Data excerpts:
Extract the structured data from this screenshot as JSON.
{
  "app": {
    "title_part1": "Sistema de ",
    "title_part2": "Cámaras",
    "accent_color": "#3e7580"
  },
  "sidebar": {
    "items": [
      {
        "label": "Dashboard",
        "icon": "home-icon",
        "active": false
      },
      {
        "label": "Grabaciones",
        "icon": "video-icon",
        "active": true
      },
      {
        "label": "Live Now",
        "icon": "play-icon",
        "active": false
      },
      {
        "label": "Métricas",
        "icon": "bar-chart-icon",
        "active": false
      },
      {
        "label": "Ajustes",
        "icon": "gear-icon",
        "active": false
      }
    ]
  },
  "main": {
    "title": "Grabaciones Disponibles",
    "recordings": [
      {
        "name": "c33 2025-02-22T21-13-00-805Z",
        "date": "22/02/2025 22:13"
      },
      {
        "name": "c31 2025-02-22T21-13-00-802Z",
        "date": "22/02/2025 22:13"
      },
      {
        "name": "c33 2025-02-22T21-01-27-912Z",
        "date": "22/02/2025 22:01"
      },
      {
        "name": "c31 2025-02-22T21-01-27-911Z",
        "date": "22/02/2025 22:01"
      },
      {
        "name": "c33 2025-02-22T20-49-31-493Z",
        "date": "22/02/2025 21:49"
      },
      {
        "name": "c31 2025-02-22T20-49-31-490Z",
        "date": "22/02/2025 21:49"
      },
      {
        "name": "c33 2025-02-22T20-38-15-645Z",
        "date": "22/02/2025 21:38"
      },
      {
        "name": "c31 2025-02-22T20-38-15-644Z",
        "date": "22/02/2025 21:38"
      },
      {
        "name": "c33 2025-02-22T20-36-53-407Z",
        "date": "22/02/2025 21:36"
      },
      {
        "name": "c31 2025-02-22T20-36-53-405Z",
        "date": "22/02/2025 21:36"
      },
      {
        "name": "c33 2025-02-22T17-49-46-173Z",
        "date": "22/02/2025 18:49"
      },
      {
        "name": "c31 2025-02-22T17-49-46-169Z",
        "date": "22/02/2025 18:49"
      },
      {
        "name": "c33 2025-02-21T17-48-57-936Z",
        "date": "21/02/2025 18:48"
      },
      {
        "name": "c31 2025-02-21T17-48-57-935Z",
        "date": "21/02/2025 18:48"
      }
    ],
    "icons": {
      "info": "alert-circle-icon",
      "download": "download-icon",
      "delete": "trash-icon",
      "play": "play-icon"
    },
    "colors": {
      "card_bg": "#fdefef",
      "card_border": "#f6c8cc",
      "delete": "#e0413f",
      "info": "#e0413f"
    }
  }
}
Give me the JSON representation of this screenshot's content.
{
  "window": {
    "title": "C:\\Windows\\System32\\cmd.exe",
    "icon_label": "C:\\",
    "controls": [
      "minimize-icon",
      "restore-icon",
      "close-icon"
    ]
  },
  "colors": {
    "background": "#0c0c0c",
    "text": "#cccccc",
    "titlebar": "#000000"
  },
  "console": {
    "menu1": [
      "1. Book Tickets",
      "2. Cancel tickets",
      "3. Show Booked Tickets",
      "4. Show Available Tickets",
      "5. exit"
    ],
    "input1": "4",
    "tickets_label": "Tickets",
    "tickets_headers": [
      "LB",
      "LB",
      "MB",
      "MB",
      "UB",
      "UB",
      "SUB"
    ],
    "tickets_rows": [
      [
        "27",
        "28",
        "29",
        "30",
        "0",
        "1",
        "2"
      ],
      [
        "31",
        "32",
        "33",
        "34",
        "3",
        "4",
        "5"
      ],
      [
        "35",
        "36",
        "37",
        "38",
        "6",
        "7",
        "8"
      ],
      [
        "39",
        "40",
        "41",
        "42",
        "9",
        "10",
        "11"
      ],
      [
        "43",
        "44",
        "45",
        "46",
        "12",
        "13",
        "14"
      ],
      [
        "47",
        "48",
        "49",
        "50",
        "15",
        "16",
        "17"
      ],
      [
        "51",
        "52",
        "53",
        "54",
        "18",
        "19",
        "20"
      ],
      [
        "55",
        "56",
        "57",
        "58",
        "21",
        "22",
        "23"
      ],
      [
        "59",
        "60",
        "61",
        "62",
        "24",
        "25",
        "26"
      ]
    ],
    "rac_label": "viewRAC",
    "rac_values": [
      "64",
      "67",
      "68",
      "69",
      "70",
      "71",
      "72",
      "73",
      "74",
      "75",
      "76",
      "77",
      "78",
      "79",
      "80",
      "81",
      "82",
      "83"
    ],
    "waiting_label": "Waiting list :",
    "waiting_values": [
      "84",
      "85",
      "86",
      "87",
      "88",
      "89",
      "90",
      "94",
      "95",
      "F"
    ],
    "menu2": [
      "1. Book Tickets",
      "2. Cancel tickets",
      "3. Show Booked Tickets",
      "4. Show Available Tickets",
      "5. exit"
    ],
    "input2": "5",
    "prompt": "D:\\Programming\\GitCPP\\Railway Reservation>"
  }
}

> **Exercise brief**:
Sift the material for lines with the string "this". Copy each one found.

> **Written answer**:
Extract the structured data from this screenshot as JSON.
Give me the JSON representation of this screenshot's content.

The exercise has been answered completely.